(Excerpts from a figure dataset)
■ ■ ■ ■ ■ ■ ■

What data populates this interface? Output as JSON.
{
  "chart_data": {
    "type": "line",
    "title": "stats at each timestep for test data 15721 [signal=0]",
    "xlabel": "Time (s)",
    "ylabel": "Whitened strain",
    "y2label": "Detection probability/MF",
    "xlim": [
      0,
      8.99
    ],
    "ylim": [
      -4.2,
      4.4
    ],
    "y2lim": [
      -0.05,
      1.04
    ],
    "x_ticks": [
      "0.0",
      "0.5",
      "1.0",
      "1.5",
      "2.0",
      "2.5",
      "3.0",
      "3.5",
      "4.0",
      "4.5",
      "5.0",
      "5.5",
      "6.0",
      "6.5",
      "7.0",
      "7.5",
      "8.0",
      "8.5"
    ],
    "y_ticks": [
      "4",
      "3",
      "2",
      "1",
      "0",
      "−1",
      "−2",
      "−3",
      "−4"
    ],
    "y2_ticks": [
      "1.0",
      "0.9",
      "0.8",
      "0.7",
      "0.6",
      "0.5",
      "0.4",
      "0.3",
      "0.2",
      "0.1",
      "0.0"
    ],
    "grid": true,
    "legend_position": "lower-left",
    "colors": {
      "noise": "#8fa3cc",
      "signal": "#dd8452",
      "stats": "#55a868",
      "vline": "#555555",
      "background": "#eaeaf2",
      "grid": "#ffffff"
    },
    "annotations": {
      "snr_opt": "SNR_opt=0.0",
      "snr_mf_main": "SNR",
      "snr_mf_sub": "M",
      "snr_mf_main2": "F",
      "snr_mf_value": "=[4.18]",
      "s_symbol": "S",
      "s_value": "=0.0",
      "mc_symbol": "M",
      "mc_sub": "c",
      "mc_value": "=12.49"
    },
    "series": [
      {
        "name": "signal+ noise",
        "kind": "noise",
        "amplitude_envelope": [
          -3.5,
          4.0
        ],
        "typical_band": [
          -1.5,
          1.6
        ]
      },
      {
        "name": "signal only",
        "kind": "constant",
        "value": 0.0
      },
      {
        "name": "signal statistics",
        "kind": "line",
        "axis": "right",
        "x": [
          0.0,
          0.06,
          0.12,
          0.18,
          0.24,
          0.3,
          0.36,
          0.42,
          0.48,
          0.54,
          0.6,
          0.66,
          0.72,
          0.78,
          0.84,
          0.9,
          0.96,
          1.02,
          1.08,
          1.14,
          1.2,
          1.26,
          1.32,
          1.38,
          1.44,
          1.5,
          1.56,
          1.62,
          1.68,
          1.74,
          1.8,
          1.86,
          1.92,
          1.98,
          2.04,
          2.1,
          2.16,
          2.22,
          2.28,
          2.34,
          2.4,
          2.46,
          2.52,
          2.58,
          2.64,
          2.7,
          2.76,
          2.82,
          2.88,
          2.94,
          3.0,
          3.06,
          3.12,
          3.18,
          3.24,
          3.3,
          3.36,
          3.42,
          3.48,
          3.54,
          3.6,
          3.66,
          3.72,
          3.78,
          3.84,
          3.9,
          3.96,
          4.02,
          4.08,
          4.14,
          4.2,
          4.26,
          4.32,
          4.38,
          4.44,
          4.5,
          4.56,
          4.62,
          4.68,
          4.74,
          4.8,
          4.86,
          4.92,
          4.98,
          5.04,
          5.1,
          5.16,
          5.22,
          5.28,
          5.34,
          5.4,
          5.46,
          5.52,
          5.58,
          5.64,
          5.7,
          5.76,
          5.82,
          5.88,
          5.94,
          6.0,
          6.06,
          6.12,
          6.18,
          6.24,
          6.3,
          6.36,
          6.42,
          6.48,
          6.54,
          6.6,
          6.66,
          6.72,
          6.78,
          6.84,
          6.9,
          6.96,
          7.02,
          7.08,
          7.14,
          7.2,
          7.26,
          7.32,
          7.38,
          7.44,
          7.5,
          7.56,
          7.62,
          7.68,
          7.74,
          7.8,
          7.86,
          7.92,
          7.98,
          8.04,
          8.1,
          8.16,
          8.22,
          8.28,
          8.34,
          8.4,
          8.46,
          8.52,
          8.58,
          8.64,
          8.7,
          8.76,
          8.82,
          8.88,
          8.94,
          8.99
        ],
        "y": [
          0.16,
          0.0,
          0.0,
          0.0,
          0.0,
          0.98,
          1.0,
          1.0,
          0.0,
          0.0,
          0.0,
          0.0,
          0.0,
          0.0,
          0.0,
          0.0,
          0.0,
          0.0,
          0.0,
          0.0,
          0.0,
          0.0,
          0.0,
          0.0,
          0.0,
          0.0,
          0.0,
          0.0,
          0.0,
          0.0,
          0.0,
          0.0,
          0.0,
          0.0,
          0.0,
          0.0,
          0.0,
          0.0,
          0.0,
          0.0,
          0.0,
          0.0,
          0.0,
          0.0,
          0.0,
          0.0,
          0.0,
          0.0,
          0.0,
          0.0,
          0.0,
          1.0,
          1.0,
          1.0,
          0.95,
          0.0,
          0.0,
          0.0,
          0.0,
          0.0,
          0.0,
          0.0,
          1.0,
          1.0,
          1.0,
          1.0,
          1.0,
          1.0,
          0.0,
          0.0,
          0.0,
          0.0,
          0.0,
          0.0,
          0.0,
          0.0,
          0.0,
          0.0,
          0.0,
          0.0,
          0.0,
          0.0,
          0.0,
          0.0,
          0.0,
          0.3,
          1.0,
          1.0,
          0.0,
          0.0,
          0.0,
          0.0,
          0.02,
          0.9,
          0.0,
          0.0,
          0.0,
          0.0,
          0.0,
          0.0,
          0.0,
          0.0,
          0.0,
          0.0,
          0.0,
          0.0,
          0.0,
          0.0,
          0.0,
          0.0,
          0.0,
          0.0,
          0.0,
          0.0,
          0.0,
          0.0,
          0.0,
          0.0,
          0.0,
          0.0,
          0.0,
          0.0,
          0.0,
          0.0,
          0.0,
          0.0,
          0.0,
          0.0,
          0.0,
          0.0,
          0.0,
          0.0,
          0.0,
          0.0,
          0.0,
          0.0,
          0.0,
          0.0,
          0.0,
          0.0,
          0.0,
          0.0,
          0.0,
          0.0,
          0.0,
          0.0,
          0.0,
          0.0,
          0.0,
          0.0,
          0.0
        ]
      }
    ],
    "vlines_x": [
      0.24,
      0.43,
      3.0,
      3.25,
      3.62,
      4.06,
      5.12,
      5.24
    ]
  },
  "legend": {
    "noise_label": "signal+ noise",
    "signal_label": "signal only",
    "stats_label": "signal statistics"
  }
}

■ ■ ■ ■ ■ ■ ■

What you are asked to do: Show each line in the entries that holds the string "signal".

Exercise answer:
    "title": "stats at each timestep for test data 15721 [signal=0]",
      "signal": "#dd8452",
        "name": "signal+ noise",
        "name": "signal only",
        "name": "signal statistics",
    "noise_label": "signal+ noise",
    "signal_label": "signal only",
    "stats_label": "signal statistics"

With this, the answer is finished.